**Objective**
Print the data exactly, leaving nothing out.

***** Exercise data *****

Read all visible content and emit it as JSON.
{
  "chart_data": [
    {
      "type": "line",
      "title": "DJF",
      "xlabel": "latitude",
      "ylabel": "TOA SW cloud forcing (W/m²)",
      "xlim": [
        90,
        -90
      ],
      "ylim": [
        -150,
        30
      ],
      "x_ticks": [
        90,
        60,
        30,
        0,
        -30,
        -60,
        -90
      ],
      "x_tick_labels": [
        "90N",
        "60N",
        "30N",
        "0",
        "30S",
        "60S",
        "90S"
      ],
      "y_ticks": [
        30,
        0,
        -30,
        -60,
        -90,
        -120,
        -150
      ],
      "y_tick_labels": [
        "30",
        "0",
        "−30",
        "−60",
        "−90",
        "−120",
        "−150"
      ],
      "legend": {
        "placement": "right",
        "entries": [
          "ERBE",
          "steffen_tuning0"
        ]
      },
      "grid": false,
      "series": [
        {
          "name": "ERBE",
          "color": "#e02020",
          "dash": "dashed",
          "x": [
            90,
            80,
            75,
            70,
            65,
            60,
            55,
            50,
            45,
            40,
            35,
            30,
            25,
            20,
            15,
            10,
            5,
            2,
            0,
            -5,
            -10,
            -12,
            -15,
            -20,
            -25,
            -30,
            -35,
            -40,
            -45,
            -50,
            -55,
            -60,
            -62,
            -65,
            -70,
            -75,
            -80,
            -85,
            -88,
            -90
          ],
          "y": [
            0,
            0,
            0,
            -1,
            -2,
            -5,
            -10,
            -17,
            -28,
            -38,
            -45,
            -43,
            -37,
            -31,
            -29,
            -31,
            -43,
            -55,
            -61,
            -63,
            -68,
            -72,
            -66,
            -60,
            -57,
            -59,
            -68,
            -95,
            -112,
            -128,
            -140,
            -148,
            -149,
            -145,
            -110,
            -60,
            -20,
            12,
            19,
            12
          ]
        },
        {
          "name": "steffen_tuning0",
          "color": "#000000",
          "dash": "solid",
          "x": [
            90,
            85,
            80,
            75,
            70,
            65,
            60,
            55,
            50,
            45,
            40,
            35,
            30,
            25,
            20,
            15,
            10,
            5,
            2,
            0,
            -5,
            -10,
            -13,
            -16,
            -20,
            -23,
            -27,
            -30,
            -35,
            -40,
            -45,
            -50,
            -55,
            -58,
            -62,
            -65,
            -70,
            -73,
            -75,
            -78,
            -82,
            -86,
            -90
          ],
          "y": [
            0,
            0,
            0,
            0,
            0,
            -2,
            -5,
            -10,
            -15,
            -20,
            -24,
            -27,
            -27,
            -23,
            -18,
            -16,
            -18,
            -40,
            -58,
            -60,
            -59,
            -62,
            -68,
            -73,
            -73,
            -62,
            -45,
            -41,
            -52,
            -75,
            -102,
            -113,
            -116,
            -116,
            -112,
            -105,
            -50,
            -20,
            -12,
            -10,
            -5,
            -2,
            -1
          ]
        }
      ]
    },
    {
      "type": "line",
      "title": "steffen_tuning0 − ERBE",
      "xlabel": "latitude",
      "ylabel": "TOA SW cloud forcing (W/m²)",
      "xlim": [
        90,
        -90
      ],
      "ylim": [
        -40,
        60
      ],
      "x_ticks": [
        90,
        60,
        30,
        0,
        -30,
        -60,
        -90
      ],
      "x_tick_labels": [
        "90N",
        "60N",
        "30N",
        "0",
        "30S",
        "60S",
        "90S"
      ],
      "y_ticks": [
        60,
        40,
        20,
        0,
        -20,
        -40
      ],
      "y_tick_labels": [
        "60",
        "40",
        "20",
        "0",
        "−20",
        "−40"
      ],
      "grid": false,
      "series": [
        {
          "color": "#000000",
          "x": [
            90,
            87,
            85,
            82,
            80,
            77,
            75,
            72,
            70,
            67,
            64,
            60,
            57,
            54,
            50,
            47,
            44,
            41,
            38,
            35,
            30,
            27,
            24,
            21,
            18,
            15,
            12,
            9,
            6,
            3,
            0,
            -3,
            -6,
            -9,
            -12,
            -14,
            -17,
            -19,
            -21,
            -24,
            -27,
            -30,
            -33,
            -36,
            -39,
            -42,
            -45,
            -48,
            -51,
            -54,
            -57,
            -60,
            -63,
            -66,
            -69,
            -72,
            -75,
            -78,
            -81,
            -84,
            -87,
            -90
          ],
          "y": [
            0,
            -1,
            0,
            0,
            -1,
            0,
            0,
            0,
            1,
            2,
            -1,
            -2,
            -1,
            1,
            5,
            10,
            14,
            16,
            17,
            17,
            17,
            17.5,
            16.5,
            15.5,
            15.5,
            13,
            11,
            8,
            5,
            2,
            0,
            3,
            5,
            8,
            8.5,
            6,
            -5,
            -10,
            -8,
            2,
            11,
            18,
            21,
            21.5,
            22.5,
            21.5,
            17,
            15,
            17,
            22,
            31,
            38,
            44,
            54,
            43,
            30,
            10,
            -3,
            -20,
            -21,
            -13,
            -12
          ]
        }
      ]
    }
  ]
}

*****

**Final result**
Read all visible content and emit it as JSON.
{
  "chart_data": [
    {
      "type": "line",
      "title": "DJF",
      "xlabel": "latitude",
      "ylabel": "TOA SW cloud forcing (W/m²)",
      "xlim": [
        90,
        -90
      ],
      "ylim": [
        -150,
        30
      ],
      "x_ticks": [
        90,
        60,
        30,
        0,
        -30,
        -60,
        -90
      ],
      "x_tick_labels": [
        "90N",
        "60N",
        "30N",
        "0",
        "30S",
        "60S",
        "90S"
      ],
      "y_ticks": [
        30,
        0,
        -30,
        -60,
        -90,
        -120,
        -150
      ],
      "y_tick_labels": [
        "30",
        "0",
        "−30",
        "−60",
        "−90",
        "−120",
        "−150"
      ],
      "legend": {
        "placement": "right",
        "entries": [
          "ERBE",
          "steffen_tuning0"
        ]
      },
      "grid": false,
      "series": [
        {
          "name": "ERBE",
          "color": "#e02020",
          "dash": "dashed",
          "x": [
            90,
            80,
            75,
            70,
            65,
            60,
            55,
            50,
            45,
            40,
            35,
            30,
            25,
            20,
            15,
            10,
            5,
            2,
            0,
            -5,
            -10,
            -12,
            -15,
            -20,
            -25,
            -30,
            -35,
            -40,
            -45,
            -50,
            -55,
            -60,
            -62,
            -65,
            -70,
            -75,
            -80,
            -85,
            -88,
            -90
          ],
          "y": [
            0,
            0,
            0,
            -1,
            -2,
            -5,
            -10,
            -17,
            -28,
            -38,
            -45,
            -43,
            -37,
            -31,
            -29,
            -31,
            -43,
            -55,
            -61,
            -63,
            -68,
            -72,
            -66,
            -60,
            -57,
            -59,
            -68,
            -95,
            -112,
            -128,
            -140,
            -148,
            -149,
            -145,
            -110,
            -60,
            -20,
            12,
            19,
            12
          ]
        },
        {
          "name": "steffen_tuning0",
          "color": "#000000",
          "dash": "solid",
          "x": [
            90,
            85,
            80,
            75,
            70,
            65,
            60,
            55,
            50,
            45,
            40,
            35,
            30,
            25,
            20,
            15,
            10,
            5,
            2,
            0,
            -5,
            -10,
            -13,
            -16,
            -20,
            -23,
            -27,
            -30,
            -35,
            -40,
            -45,
            -50,
            -55,
            -58,
            -62,
            -65,
            -70,
            -73,
            -75,
            -78,
            -82,
            -86,
            -90
          ],
          "y": [
            0,
            0,
            0,
            0,
            0,
            -2,
            -5,
            -10,
            -15,
            -20,
            -24,
            -27,
            -27,
            -23,
            -18,
            -16,
            -18,
            -40,
            -58,
            -60,
            -59,
            -62,
            -68,
            -73,
            -73,
            -62,
            -45,
            -41,
            -52,
            -75,
            -102,
            -113,
            -116,
            -116,
            -112,
            -105,
            -50,
            -20,
            -12,
            -10,
            -5,
            -2,
            -1
          ]
        }
      ]
    },
    {
      "type": "line",
      "title": "steffen_tuning0 − ERBE",
      "xlabel": "latitude",
      "ylabel": "TOA SW cloud forcing (W/m²)",
      "xlim": [
        90,
        -90
      ],
      "ylim": [
        -40,
        60
      ],
      "x_ticks": [
        90,
        60,
        30,
        0,
        -30,
        -60,
        -90
      ],
      "x_tick_labels": [
        "90N",
        "60N",
        "30N",
        "0",
        "30S",
        "60S",
        "90S"
      ],
      "y_ticks": [
        60,
        40,
        20,
        0,
        -20,
        -40
      ],
      "y_tick_labels": [
        "60",
        "40",
        "20",
        "0",
        "−20",
        "−40"
      ],
      "grid": false,
      "series": [
        {
          "color": "#000000",
          "x": [
            90,
            87,
            85,
            82,
            80,
            77,
            75,
            72,
            70,
            67,
            64,
            60,
            57,
            54,
            50,
            47,
            44,
            41,
            38,
            35,
            30,
            27,
            24,
            21,
            18,
            15,
            12,
            9,
            6,
            3,
            0,
            -3,
            -6,
            -9,
            -12,
            -14,
            -17,
            -19,
            -21,
            -24,
            -27,
            -30,
            -33,
            -36,
            -39,
            -42,
            -45,
            -48,
            -51,
            -54,
            -57,
            -60,
            -63,
            -66,
            -69,
            -72,
            -75,
            -78,
            -81,
            -84,
            -87,
            -90
          ],
          "y": [
            0,
            -1,
            0,
            0,
            -1,
            0,
            0,
            0,
            1,
            2,
            -1,
            -2,
            -1,
            1,
            5,
            10,
            14,
            16,
            17,
            17,
            17,
            17.5,
            16.5,
            15.5,
            15.5,
            13,
            11,
            8,
            5,
            2,
            0,
            3,
            5,
            8,
            8.5,
            6,
            -5,
            -10,
            -8,
            2,
            11,
            18,
            21,
            21.5,
            22.5,
            21.5,
            17,
            15,
            17,
            22,
            31,
            38,
            44,
            54,
            43,
            30,
            10,
            -3,
            -20,
            -21,
            -13,
            -12
          ]
        }
      ]
    }
  ]
}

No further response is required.